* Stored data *

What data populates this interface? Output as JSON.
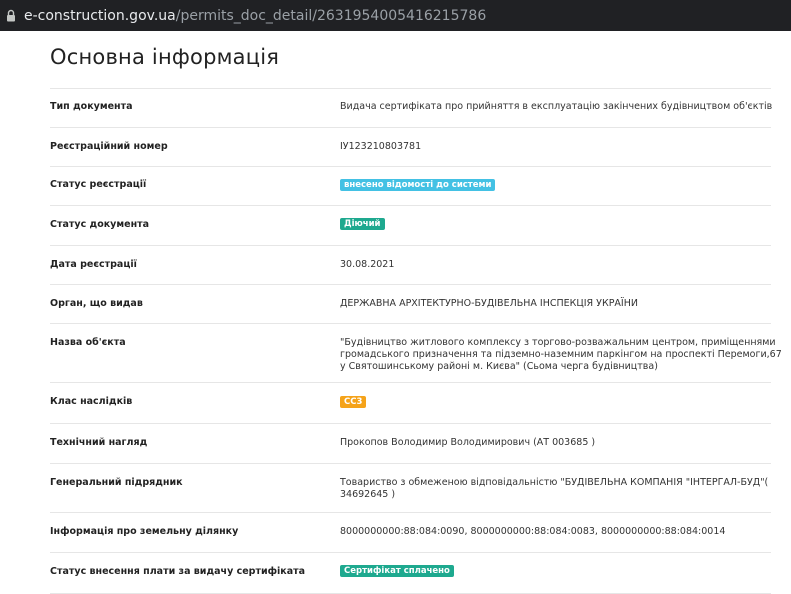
{
  "browser": {
    "url_host": "e-construction.gov.ua",
    "url_path": "/permits_doc_detail/2631954005416215786"
  },
  "page": {
    "title": "Основна інформація"
  },
  "colors": {
    "badge_blue": "#43c1e4",
    "badge_green": "#1ea98f",
    "badge_orange": "#f5a31a"
  },
  "fields": {
    "doc_type": {
      "label": "Тип документа",
      "value": "Видача сертифіката про прийняття в експлуатацію закінчених будівництвом об'єктів"
    },
    "reg_number": {
      "label": "Реєстраційний номер",
      "value": "ІУ123210803781"
    },
    "reg_status": {
      "label": "Статус реєстрації",
      "value": "внесено відомості до системи"
    },
    "doc_status": {
      "label": "Статус документа",
      "value": "Діючий"
    },
    "reg_date": {
      "label": "Дата реєстрації",
      "value": "30.08.2021"
    },
    "issuer": {
      "label": "Орган, що видав",
      "value": "ДЕРЖАВНА АРХІТЕКТУРНО-БУДІВЕЛЬНА ІНСПЕКЦІЯ УКРАЇНИ"
    },
    "object_name": {
      "label": "Назва об'єкта",
      "lines": [
        "\"Будівництво житлового комплексу з торгово-розважальним центром, приміщеннями",
        "громадського призначення та підземно-наземним паркінгом на проспекті Перемоги,67",
        "у Святошинському районі м. Києва\" (Сьома черга будівництва)"
      ]
    },
    "consequence_class": {
      "label": "Клас наслідків",
      "value": "СС3"
    },
    "tech_supervision": {
      "label": "Технічний нагляд",
      "value": "Прокопов Володимир Володимирович (АТ 003685 )"
    },
    "general_contractor": {
      "label": "Генеральний підрядник",
      "lines": [
        "Товариство з обмеженою відповідальністю \"БУДІВЕЛЬНА КОМПАНІЯ \"ІНТЕРГАЛ-БУД\"(",
        "34692645 )"
      ]
    },
    "land_plot": {
      "label": "Інформація про земельну ділянку",
      "value": "8000000000:88:084:0090, 8000000000:88:084:0083, 8000000000:88:084:0014"
    },
    "fee_status": {
      "label": "Статус внесення плати за видачу сертифіката",
      "value": "Сертифікат сплачено"
    }
  }
}
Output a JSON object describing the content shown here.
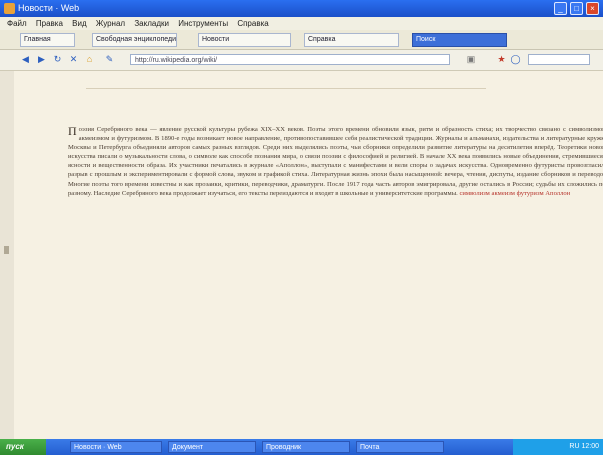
{
  "window": {
    "title": "Новости · Web"
  },
  "menu": [
    "Файл",
    "Правка",
    "Вид",
    "Журнал",
    "Закладки",
    "Инструменты",
    "Справка"
  ],
  "toolbar_tabs": [
    "Главная",
    "Свободная энциклопедия",
    "Новости",
    "Справка",
    "Поиск"
  ],
  "address_bar": {
    "url": "http://ru.wikipedia.org/wiki/"
  },
  "article": {
    "lead_letter": "П",
    "body": "оэзия Серебряного века — явление русской культуры рубежа XIX–XX веков. Поэты этого времени обновили язык, ритм и образность стиха; их творчество связано с символизмом, акмеизмом и футуризмом. В 1890-е годы возникает новое направление, противопоставившее себя реалистической традиции. Журналы и альманахи, издательства и литературные кружки Москвы и Петербурга объединяли авторов самых разных взглядов. Среди них выделялись поэты, чьи сборники определили развитие литературы на десятилетия вперёд. Теоретики нового искусства писали о музыкальности слова, о символе как способе познания мира, о связи поэзии с философией и религией. В начале XX века появились новые объединения, стремившиеся к ясности и вещественности образа. Их участники печатались в журнале «Аполлон», выступали с манифестами и вели споры о задачах искусства. Одновременно футуристы провозгласили разрыв с прошлым и экспериментировали с формой слова, звуком и графикой стиха. Литературная жизнь эпохи была насыщенной: вечера, чтения, диспуты, издание сборников и переводов. Многие поэты того времени известны и как прозаики, критики, переводчики, драматурги. После 1917 года часть авторов эмигрировала, другие остались в России; судьбы их сложились по-разному. Наследие Серебряного века продолжает изучаться, его тексты переиздаются и входят в школьные и университетские программы.",
    "links": [
      "символизм",
      "акмеизм",
      "футуризм",
      "Аполлон"
    ]
  },
  "taskbar": {
    "start_label": "пуск",
    "items": [
      "Новости · Web",
      "Документ",
      "Проводник",
      "Почта"
    ],
    "clock": "RU 12:00"
  }
}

* PROBLEM REQUIREMENTS *
Look through the entries and find each line that has the string "сертифіката". Copy those lines.

* REPLY TO THE EXERCISE *
      "value": "Видача сертифіката про прийняття в експлуатацію закінчених будівництвом об'єктів"
      "label": "Статус внесення плати за видачу сертифіката",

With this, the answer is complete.